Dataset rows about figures
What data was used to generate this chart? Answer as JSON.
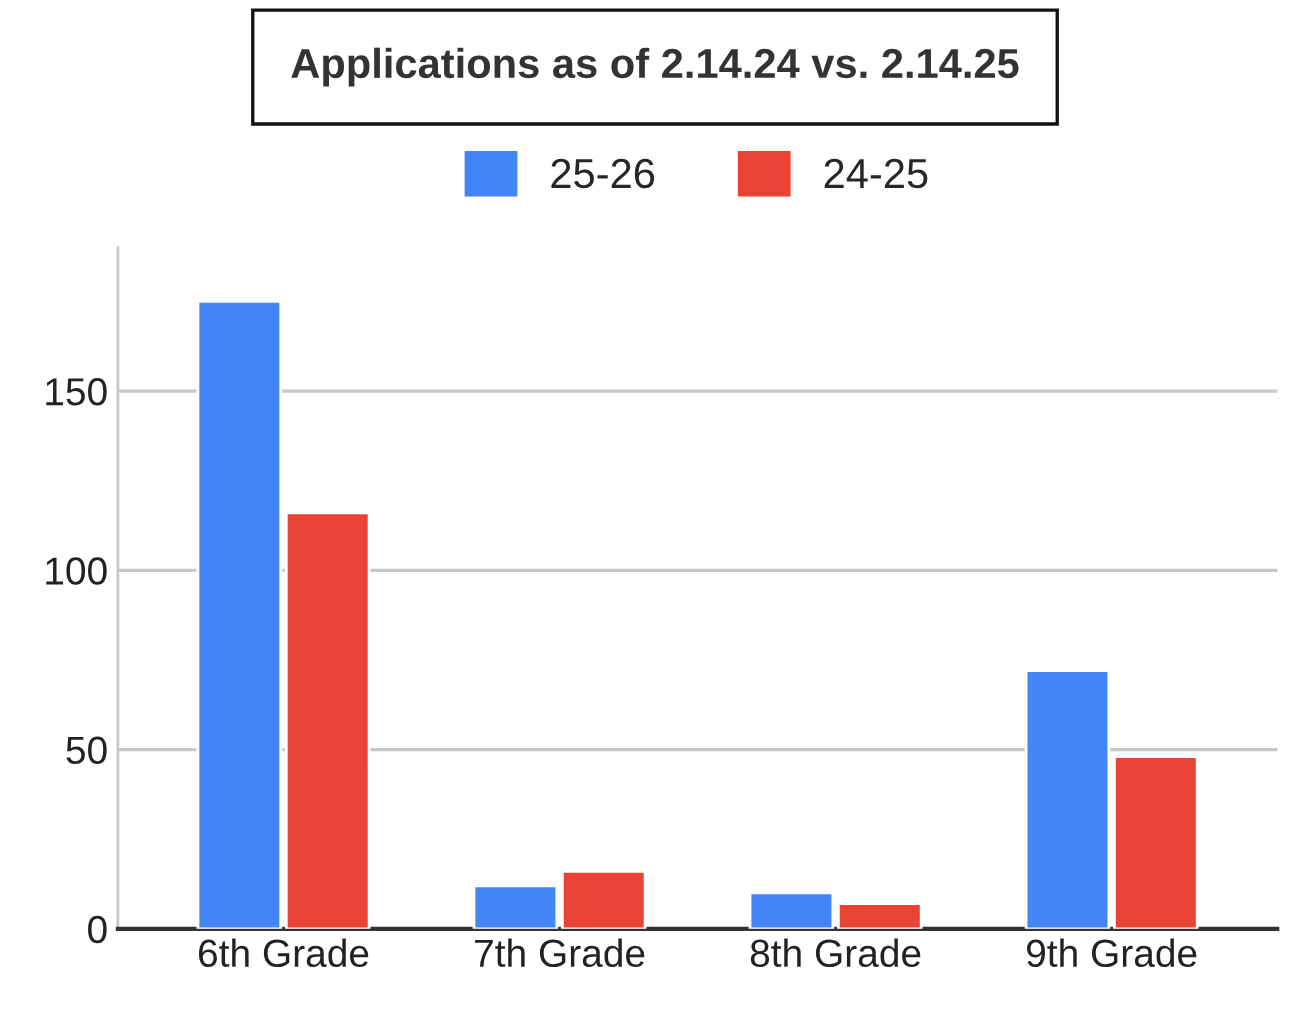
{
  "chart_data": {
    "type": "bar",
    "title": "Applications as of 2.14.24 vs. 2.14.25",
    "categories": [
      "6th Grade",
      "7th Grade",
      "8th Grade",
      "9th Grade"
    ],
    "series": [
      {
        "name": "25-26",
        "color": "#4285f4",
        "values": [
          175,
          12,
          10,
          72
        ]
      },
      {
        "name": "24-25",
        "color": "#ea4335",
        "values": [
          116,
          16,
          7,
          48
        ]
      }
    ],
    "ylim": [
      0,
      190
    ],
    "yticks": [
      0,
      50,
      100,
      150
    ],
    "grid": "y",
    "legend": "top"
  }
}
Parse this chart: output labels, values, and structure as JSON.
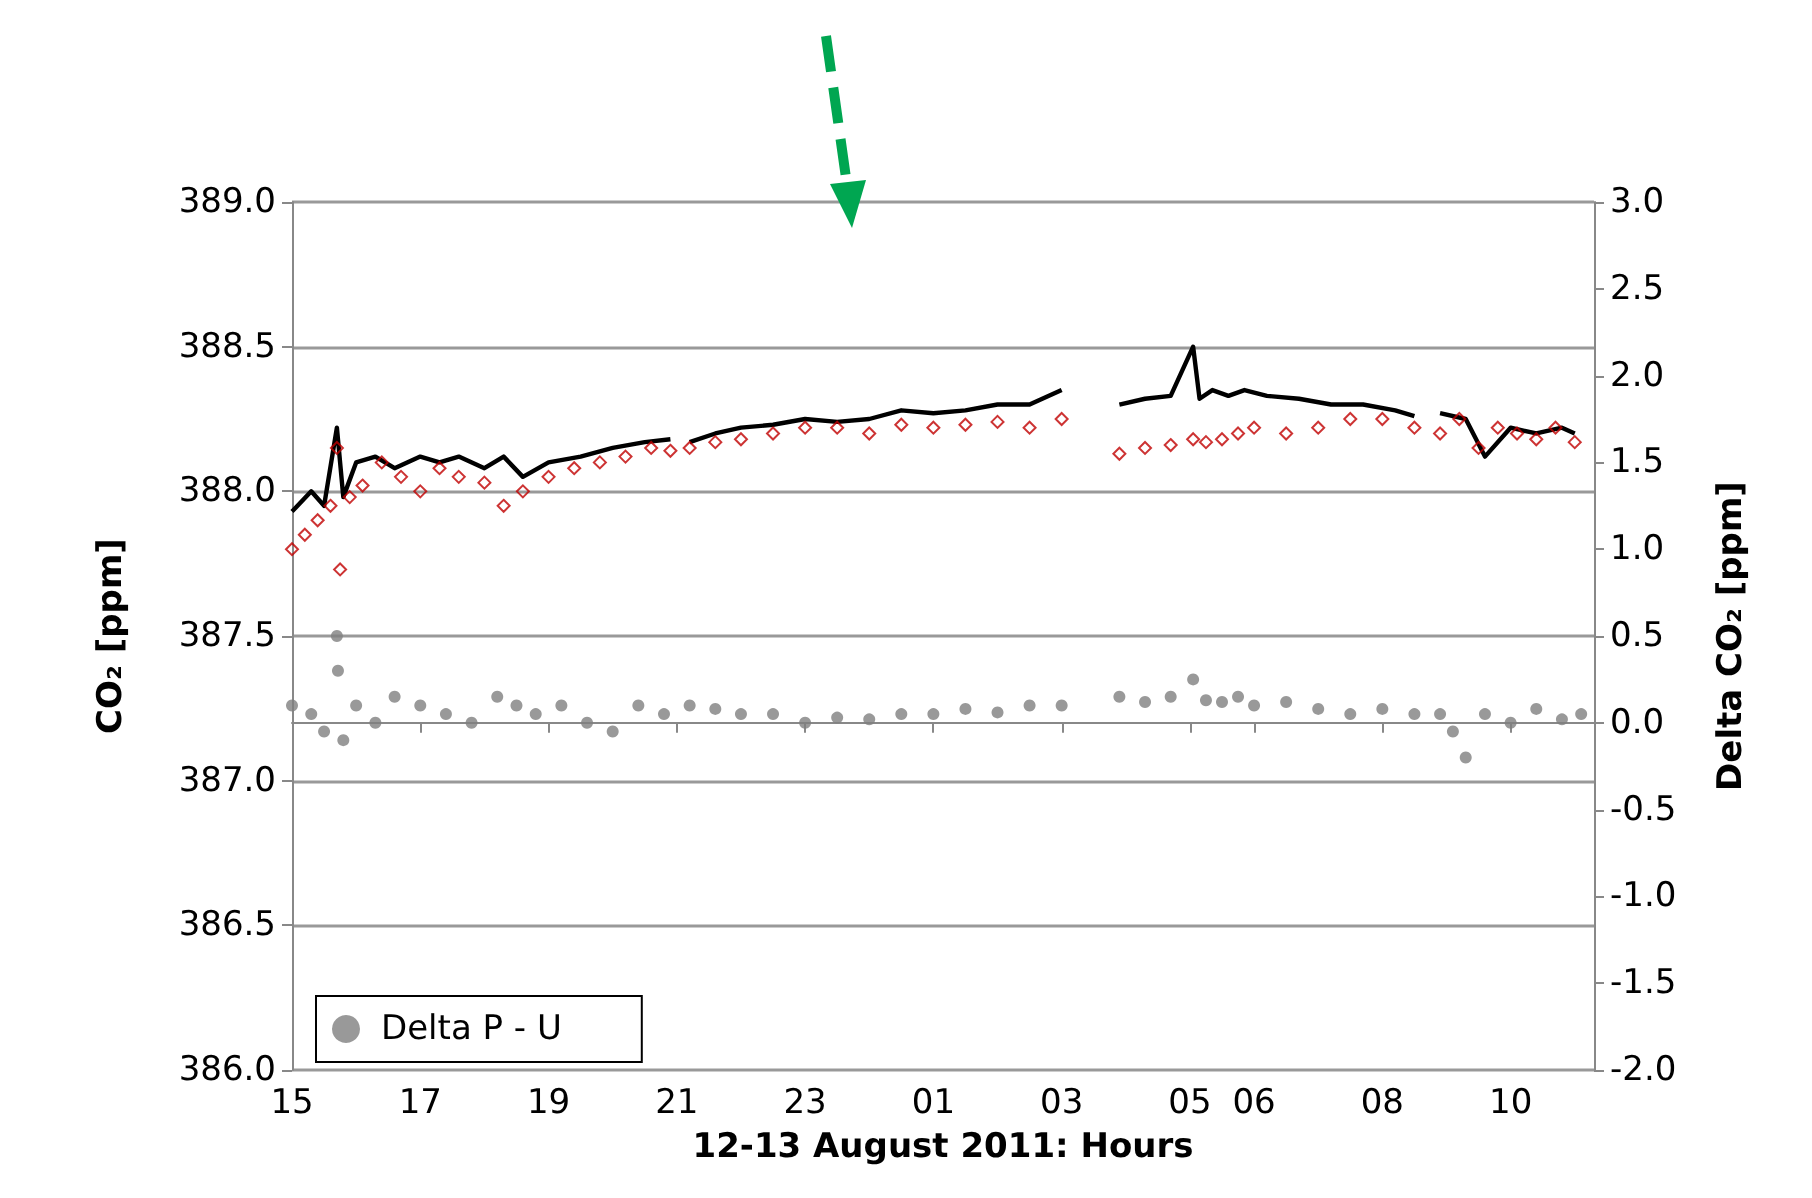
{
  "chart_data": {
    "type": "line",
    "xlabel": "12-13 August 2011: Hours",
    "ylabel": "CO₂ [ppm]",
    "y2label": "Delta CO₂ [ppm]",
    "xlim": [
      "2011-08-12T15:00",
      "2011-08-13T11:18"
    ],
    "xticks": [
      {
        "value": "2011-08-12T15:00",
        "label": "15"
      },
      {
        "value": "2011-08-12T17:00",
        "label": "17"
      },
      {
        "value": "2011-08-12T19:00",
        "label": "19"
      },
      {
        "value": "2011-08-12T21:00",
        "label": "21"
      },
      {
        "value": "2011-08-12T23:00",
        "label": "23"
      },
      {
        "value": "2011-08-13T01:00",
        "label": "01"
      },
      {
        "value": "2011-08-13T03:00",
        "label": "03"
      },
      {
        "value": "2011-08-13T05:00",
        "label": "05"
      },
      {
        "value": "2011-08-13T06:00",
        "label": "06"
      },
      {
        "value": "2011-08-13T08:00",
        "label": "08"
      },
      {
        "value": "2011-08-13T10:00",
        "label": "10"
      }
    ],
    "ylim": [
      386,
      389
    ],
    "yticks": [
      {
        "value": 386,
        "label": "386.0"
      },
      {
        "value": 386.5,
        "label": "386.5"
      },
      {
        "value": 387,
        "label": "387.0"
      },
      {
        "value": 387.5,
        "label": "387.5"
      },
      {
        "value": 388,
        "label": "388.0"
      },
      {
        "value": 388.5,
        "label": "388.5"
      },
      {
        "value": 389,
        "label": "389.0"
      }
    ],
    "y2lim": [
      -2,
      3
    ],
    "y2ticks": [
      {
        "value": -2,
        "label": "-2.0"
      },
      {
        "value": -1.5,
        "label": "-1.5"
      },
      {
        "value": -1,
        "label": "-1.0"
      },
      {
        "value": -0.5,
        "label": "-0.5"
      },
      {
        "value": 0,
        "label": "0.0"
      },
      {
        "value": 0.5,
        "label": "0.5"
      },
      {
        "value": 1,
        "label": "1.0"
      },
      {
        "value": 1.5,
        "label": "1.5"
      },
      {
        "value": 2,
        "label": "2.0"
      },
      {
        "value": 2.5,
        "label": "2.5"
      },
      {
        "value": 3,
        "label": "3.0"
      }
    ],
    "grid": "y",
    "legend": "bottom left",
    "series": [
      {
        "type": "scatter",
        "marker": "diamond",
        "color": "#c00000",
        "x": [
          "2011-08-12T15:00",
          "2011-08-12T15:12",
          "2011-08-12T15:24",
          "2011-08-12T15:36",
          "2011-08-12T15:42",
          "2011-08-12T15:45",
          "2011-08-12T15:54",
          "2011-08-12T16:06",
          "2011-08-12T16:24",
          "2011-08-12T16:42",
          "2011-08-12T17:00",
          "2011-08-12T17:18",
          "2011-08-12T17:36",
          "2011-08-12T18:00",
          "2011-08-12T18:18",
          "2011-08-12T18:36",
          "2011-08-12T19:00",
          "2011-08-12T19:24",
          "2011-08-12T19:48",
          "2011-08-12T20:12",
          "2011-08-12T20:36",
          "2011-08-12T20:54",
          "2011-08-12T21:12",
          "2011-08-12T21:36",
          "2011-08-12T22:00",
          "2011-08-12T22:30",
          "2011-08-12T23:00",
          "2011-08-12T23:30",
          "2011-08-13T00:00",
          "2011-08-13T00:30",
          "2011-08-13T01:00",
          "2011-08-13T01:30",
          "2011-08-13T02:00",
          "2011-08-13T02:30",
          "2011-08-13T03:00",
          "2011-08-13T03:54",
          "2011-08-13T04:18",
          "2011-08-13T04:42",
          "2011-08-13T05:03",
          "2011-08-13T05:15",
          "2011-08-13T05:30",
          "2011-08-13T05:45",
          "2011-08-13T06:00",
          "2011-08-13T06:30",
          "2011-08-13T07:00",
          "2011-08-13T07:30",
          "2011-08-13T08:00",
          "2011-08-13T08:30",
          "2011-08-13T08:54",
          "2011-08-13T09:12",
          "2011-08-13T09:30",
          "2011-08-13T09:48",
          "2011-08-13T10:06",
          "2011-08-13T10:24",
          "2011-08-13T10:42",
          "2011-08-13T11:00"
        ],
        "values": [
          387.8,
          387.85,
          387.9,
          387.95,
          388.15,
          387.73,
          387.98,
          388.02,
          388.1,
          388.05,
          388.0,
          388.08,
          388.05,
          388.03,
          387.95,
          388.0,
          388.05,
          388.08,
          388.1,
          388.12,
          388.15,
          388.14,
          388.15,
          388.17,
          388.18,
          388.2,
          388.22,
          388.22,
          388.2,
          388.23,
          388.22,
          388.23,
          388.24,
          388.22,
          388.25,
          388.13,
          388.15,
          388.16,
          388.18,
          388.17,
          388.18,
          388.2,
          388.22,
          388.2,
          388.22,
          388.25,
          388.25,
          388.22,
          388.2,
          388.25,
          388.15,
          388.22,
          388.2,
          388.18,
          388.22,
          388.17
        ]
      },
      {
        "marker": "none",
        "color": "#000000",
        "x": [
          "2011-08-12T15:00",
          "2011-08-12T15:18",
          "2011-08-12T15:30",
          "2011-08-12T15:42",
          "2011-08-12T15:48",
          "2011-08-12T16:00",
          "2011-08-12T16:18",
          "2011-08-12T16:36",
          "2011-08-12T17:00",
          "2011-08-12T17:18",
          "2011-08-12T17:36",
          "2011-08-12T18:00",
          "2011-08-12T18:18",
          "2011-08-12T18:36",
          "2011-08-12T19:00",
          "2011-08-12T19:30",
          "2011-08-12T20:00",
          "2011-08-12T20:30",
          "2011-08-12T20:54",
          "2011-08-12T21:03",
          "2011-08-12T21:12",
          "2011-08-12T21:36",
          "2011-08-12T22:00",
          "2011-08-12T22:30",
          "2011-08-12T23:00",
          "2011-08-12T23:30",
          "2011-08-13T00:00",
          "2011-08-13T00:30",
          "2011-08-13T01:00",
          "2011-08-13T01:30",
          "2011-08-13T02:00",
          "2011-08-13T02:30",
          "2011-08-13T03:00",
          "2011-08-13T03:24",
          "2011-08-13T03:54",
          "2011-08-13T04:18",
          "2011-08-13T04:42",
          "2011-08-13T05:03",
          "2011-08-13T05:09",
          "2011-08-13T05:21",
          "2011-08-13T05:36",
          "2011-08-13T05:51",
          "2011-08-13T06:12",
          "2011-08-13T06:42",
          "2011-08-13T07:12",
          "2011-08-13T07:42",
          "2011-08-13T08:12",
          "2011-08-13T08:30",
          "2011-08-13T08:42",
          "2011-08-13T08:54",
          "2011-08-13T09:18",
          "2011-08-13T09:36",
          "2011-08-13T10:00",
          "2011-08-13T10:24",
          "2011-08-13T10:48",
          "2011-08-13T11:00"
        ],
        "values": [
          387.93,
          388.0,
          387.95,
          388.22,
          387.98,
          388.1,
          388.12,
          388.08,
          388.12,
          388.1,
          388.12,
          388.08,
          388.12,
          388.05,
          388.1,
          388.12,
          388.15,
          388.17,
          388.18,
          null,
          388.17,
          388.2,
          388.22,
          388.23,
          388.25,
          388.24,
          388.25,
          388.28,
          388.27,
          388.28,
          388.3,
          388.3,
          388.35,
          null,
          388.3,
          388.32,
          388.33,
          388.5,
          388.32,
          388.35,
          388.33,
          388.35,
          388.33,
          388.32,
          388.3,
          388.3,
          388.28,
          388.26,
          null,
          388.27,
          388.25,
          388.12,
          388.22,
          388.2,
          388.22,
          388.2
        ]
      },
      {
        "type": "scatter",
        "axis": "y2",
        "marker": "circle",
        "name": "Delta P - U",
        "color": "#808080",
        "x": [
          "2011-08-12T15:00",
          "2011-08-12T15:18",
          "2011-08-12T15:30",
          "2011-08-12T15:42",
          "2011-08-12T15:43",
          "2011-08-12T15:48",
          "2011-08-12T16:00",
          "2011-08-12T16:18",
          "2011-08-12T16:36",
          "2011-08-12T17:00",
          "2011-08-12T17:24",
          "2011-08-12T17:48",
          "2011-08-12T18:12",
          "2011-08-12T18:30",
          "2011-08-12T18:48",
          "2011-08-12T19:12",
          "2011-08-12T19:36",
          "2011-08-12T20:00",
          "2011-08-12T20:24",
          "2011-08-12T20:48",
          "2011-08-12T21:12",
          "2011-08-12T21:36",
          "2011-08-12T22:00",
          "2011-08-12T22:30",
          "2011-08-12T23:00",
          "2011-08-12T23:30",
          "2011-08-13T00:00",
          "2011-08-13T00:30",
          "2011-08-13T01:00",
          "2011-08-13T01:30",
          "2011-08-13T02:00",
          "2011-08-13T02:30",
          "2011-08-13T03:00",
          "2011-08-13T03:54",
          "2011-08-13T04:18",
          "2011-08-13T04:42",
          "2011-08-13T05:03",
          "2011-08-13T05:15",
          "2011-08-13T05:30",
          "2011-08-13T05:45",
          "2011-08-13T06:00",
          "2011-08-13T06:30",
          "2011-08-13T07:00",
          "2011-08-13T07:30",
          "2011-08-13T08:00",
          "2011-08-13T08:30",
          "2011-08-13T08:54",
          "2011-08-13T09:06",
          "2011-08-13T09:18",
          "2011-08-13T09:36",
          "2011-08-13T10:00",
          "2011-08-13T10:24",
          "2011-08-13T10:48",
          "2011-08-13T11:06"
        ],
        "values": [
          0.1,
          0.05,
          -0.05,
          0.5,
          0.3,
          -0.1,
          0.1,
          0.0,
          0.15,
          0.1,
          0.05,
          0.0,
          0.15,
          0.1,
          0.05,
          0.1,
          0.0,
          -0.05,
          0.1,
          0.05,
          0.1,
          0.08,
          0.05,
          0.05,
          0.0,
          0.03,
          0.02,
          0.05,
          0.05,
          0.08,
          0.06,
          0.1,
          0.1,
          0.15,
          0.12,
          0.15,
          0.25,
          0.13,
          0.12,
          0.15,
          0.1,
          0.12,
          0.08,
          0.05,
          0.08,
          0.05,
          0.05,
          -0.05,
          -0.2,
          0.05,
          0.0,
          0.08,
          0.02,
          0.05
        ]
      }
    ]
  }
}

Task objective
Copy out every line where the word "JSON" occurs.

Task output
What data was used to generate this chart? Answer as JSON.
Parse this chart: output labels, values, and structure as JSON.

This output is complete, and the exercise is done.